EXERCISE DETAILS: Tally the lines that contain "What" and report the total alone.

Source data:
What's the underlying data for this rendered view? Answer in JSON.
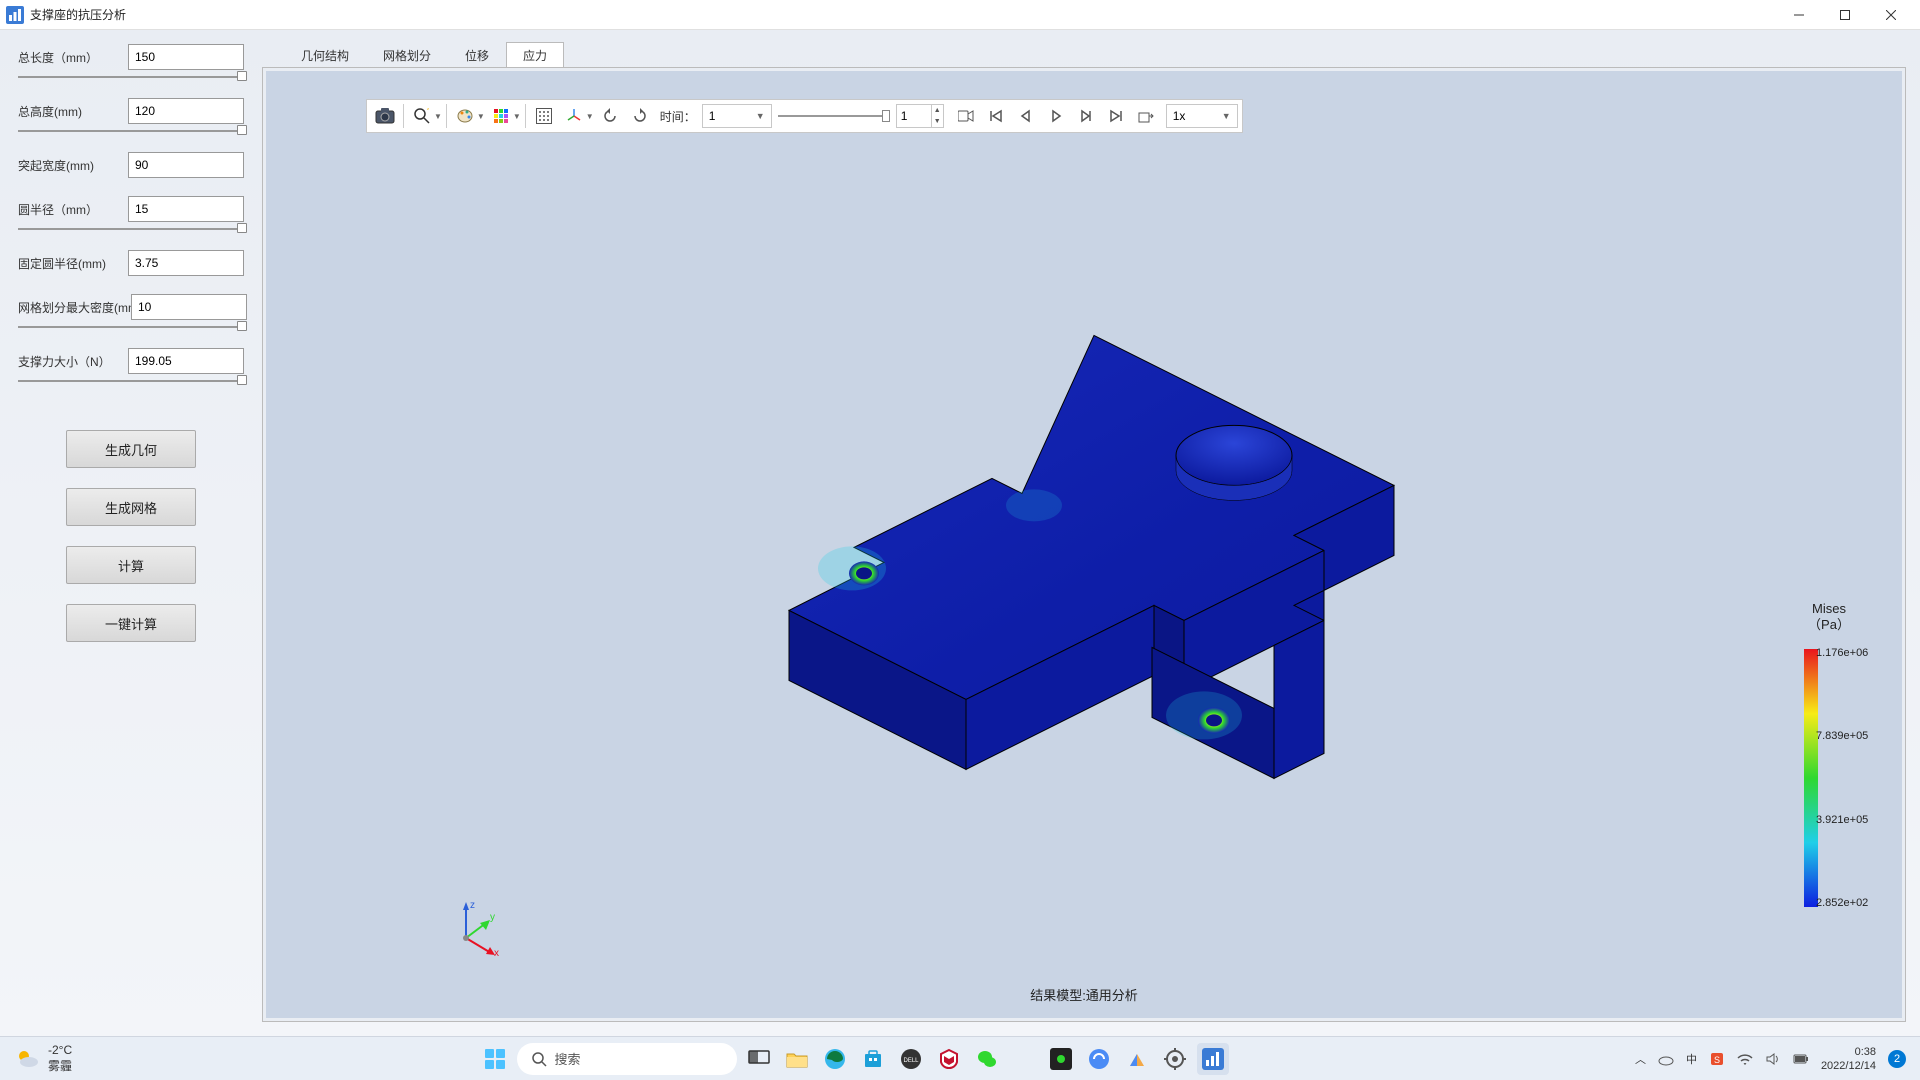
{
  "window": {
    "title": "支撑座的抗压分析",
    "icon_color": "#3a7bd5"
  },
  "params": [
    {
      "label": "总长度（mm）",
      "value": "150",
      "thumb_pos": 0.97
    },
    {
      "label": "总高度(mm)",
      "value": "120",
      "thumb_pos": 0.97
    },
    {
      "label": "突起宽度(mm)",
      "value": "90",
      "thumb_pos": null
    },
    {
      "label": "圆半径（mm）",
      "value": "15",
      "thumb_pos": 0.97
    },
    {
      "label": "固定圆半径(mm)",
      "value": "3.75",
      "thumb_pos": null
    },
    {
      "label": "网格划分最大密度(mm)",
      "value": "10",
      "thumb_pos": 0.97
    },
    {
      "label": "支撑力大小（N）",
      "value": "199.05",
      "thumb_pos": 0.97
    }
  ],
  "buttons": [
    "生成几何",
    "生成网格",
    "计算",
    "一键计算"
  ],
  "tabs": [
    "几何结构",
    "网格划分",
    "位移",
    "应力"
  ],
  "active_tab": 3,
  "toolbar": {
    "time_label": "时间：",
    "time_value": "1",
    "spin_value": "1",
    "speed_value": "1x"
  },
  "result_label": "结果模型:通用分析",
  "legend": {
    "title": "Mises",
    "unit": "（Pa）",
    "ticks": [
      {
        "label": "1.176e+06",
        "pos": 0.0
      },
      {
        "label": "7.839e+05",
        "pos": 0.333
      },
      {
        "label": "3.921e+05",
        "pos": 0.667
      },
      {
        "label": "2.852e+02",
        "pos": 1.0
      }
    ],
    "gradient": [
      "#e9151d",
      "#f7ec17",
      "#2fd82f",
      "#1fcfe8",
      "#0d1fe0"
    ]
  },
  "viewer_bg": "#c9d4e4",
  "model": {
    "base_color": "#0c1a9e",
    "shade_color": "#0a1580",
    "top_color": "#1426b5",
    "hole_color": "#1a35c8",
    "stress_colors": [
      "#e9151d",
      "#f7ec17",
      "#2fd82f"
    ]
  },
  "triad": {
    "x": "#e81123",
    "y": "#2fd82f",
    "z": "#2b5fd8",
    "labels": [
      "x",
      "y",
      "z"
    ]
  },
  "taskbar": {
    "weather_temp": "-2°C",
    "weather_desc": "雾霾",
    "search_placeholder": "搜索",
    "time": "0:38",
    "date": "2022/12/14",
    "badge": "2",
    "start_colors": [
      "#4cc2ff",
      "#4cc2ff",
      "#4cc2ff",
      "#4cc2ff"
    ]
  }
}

--

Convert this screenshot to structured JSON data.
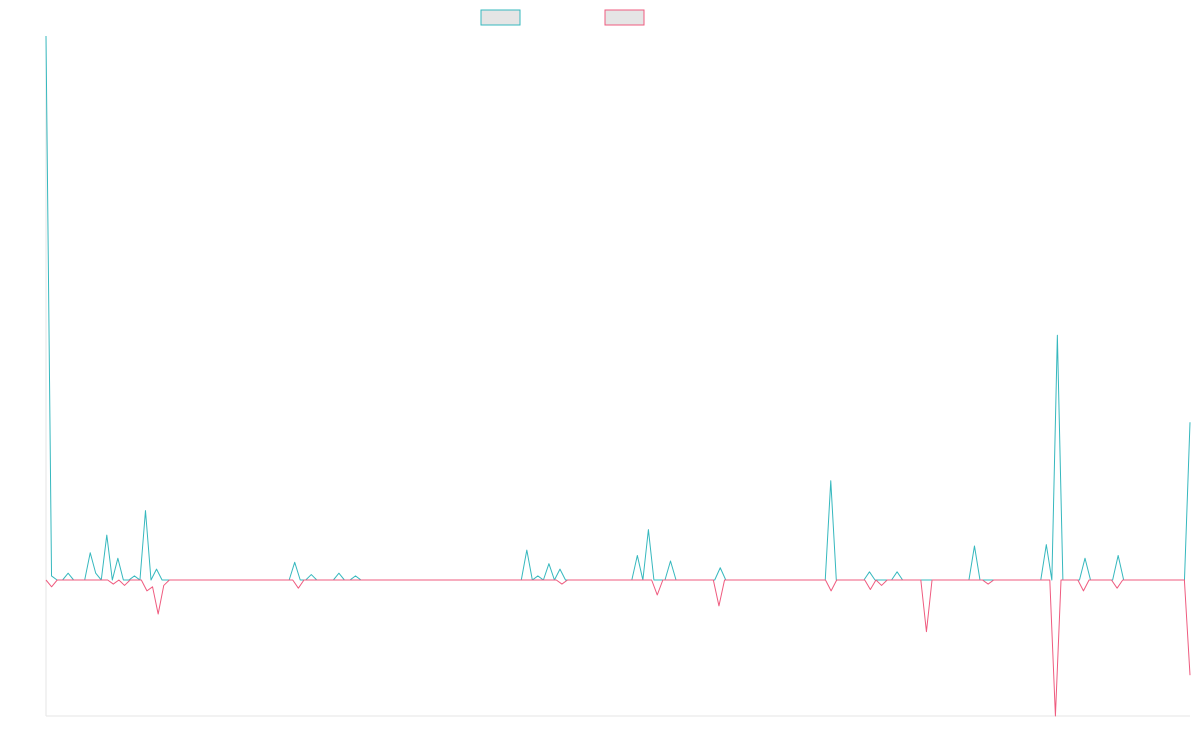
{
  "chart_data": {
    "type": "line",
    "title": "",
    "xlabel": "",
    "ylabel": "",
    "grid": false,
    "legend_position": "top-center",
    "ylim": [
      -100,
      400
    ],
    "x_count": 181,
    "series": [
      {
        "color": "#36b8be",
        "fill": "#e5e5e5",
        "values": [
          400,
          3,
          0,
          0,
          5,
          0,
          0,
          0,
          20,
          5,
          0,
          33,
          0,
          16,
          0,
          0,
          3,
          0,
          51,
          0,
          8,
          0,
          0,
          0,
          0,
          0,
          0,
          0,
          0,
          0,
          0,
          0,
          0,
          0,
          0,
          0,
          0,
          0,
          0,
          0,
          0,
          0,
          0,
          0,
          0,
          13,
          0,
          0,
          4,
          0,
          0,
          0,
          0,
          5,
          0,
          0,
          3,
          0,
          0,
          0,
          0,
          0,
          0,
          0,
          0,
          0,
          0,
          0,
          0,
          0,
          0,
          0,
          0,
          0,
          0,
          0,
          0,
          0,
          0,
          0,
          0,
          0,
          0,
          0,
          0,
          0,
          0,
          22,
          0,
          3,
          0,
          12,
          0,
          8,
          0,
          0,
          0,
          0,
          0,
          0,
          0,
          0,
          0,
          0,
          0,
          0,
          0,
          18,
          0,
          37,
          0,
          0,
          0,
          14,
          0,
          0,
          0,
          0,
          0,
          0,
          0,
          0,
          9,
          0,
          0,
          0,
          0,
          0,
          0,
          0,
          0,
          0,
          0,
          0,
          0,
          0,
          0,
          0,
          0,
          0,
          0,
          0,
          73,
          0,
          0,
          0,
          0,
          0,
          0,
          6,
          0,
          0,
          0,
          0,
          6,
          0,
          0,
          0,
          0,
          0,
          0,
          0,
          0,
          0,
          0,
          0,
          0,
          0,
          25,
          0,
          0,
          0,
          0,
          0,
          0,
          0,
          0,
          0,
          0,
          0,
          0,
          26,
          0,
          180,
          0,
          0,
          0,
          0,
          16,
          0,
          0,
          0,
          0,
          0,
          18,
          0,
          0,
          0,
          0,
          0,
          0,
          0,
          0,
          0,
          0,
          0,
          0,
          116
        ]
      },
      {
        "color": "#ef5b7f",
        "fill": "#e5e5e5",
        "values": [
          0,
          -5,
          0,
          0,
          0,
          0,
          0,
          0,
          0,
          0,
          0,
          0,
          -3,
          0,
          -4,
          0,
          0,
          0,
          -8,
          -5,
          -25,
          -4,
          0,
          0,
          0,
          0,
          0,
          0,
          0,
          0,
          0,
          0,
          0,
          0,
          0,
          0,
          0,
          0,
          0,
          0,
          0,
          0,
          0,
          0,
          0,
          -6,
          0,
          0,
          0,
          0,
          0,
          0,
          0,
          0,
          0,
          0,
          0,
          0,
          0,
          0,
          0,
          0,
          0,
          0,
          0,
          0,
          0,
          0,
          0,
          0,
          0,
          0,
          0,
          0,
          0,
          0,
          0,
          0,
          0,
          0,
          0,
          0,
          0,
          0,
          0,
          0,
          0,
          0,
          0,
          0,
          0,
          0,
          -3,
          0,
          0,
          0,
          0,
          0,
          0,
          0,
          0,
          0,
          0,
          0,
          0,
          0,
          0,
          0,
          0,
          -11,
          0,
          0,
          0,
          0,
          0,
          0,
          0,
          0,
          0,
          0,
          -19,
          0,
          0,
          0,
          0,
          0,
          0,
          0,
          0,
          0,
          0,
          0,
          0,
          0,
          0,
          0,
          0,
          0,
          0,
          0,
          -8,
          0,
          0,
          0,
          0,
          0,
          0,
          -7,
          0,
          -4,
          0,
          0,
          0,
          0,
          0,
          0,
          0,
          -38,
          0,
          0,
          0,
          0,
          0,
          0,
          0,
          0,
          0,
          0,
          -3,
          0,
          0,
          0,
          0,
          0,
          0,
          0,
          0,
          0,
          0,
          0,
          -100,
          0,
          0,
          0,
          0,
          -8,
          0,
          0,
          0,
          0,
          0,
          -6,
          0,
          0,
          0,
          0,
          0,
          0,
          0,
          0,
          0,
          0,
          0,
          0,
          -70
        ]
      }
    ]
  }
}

...

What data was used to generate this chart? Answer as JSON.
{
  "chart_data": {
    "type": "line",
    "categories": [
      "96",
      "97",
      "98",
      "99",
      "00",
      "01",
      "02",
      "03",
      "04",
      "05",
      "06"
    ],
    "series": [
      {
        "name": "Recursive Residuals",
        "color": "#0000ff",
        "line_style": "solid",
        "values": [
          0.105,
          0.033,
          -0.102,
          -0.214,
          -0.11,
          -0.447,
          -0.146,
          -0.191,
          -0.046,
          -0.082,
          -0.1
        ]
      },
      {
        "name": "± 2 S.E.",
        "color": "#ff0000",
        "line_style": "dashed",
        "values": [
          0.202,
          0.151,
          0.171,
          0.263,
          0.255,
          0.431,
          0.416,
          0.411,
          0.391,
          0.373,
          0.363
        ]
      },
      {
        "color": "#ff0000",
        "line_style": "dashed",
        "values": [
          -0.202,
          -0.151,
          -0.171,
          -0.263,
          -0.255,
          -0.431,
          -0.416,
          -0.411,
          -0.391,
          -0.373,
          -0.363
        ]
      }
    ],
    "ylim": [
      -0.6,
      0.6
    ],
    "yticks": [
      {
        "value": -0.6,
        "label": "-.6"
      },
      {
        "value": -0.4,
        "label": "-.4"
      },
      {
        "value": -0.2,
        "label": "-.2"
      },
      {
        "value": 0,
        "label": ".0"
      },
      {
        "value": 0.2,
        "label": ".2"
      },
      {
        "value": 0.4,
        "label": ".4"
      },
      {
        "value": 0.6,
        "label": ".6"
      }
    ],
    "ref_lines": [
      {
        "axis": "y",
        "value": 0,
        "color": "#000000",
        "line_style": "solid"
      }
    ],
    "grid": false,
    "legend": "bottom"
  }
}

OUTPUT BELOW: 2